▶ _Task instructions_
Copy out all the lines where "tilini" shows up.
### Data for processing ###
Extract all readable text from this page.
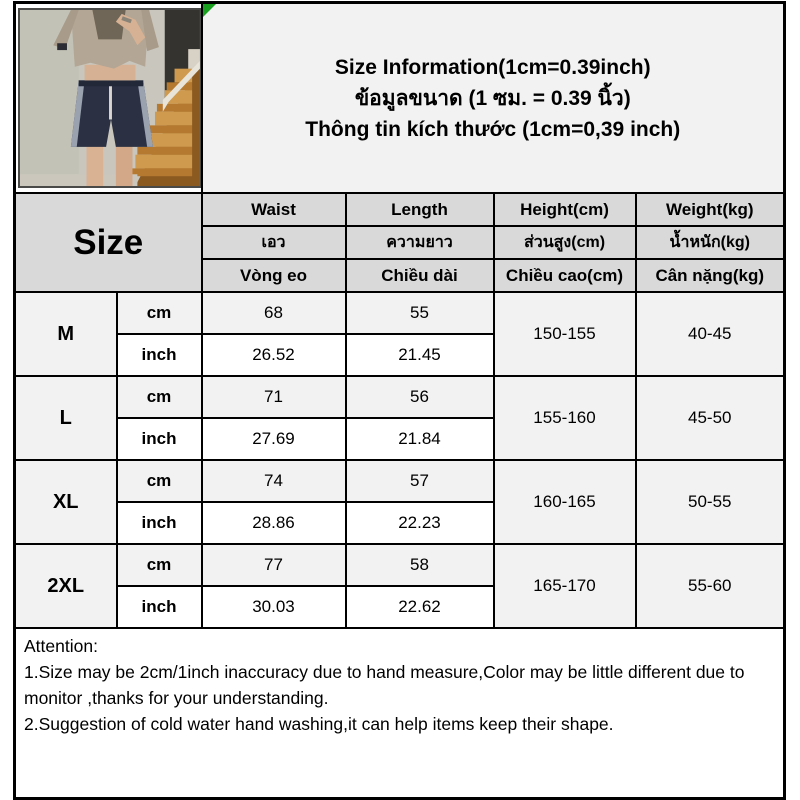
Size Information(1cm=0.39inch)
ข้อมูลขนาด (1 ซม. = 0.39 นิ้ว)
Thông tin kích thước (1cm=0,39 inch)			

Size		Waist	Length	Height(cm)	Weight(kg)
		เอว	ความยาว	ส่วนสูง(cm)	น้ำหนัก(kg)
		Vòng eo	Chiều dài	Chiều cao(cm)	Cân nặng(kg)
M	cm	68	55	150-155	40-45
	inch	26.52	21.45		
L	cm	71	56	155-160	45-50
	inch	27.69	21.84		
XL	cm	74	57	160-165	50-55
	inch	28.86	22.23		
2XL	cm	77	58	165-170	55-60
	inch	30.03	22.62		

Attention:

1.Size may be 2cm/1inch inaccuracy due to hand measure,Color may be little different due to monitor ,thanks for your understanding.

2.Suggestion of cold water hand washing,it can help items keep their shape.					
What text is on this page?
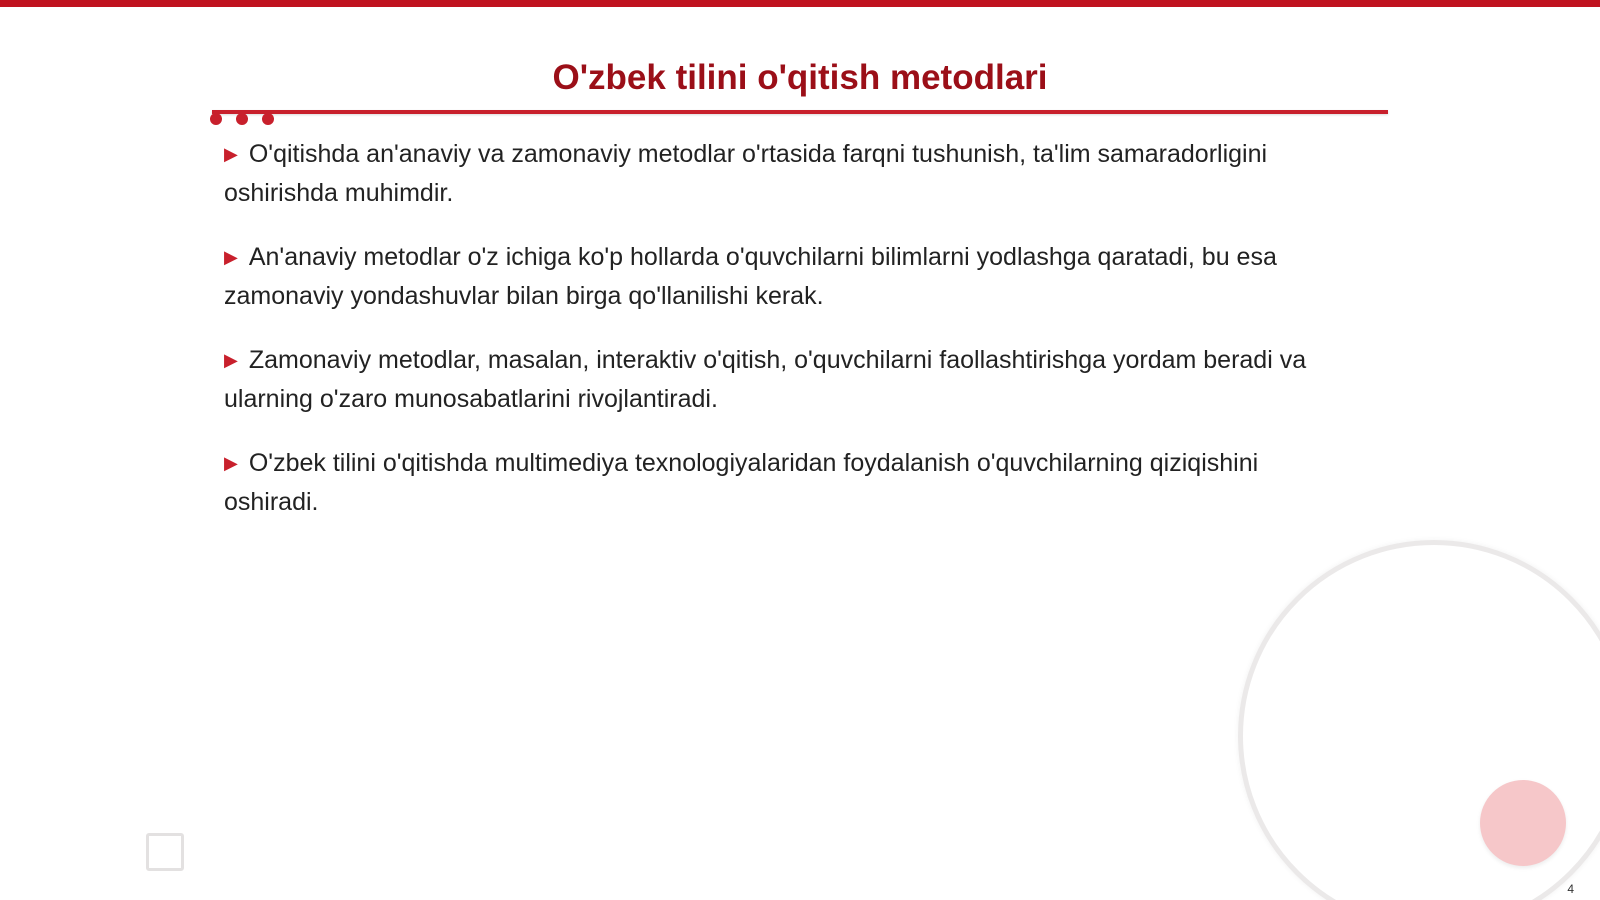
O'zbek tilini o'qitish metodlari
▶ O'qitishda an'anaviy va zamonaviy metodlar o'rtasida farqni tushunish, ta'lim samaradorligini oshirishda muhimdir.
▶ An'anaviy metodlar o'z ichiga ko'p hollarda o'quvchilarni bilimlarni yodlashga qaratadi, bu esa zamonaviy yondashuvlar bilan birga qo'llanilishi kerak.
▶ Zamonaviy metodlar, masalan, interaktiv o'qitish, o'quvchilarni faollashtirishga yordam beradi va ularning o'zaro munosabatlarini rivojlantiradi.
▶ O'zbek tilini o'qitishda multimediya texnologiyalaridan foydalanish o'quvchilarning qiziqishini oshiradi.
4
###
### Data for processing ###
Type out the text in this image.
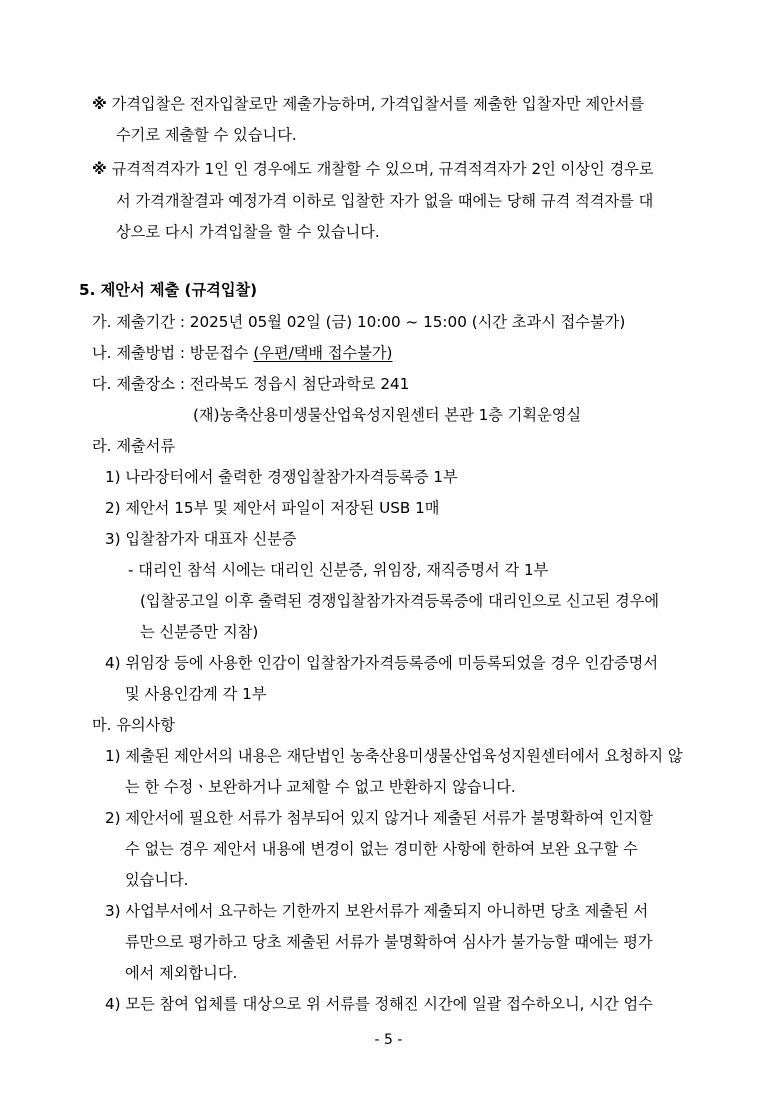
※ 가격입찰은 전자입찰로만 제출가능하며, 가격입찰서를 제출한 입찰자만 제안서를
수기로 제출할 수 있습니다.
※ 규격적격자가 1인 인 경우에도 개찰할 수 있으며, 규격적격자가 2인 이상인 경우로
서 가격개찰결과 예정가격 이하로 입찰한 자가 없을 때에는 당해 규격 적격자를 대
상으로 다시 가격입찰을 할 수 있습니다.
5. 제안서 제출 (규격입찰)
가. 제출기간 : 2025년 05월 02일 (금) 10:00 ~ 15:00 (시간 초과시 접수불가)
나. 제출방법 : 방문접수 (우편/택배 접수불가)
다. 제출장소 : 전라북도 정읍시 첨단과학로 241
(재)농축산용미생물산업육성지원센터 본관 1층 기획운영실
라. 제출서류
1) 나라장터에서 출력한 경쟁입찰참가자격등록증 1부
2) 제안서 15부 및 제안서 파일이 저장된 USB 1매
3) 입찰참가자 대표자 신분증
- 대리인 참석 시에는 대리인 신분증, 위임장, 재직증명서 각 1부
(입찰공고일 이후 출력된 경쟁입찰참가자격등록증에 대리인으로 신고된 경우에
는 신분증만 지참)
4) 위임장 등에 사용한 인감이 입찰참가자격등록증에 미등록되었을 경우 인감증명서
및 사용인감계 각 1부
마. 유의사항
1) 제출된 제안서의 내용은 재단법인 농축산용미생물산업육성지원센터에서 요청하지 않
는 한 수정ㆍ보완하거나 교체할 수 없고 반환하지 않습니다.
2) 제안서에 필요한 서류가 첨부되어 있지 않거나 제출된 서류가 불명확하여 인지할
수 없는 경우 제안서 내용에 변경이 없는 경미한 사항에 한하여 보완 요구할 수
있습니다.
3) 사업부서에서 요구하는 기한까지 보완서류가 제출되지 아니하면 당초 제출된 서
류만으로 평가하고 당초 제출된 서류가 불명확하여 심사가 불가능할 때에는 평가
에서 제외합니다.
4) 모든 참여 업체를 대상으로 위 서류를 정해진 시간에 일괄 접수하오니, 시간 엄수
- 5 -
###
▶ _Correct response_
O'zbek tilini o'qitish metodlari
▶ O'zbek tilini o'qitishda multimediya texnologiyalaridan foydalanish o'quvchilarning qiziqishini oshiradi.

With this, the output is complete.